## BRIEF
Write out every entry exactly as it appears.

## DATASET EXCERPTS
--- --- ---

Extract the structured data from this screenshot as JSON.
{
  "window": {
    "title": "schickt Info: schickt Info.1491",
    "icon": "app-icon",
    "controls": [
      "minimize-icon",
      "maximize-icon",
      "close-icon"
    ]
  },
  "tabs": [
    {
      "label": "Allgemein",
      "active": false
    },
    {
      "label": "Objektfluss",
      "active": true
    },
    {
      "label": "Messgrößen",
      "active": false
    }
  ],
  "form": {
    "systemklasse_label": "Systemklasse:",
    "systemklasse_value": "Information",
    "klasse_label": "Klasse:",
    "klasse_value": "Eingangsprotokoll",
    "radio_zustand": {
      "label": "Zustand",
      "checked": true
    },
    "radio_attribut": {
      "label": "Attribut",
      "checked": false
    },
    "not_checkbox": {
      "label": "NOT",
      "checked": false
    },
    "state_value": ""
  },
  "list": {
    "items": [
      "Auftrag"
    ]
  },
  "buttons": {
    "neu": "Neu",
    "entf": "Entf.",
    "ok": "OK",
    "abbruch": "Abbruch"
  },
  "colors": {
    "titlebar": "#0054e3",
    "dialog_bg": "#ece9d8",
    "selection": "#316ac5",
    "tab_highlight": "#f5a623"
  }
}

--- --- ---

## ANSWER FOR THE TASK
Extract the structured data from this screenshot as JSON.
{
  "window": {
    "title": "schickt Info: schickt Info.1491",
    "icon": "app-icon",
    "controls": [
      "minimize-icon",
      "maximize-icon",
      "close-icon"
    ]
  },
  "tabs": [
    {
      "label": "Allgemein",
      "active": false
    },
    {
      "label": "Objektfluss",
      "active": true
    },
    {
      "label": "Messgrößen",
      "active": false
    }
  ],
  "form": {
    "systemklasse_label": "Systemklasse:",
    "systemklasse_value": "Information",
    "klasse_label": "Klasse:",
    "klasse_value": "Eingangsprotokoll",
    "radio_zustand": {
      "label": "Zustand",
      "checked": true
    },
    "radio_attribut": {
      "label": "Attribut",
      "checked": false
    },
    "not_checkbox": {
      "label": "NOT",
      "checked": false
    },
    "state_value": ""
  },
  "list": {
    "items": [
      "Auftrag"
    ]
  },
  "buttons": {
    "neu": "Neu",
    "entf": "Entf.",
    "ok": "OK",
    "abbruch": "Abbruch"
  },
  "colors": {
    "titlebar": "#0054e3",
    "dialog_bg": "#ece9d8",
    "selection": "#316ac5",
    "tab_highlight": "#f5a623"
  }
}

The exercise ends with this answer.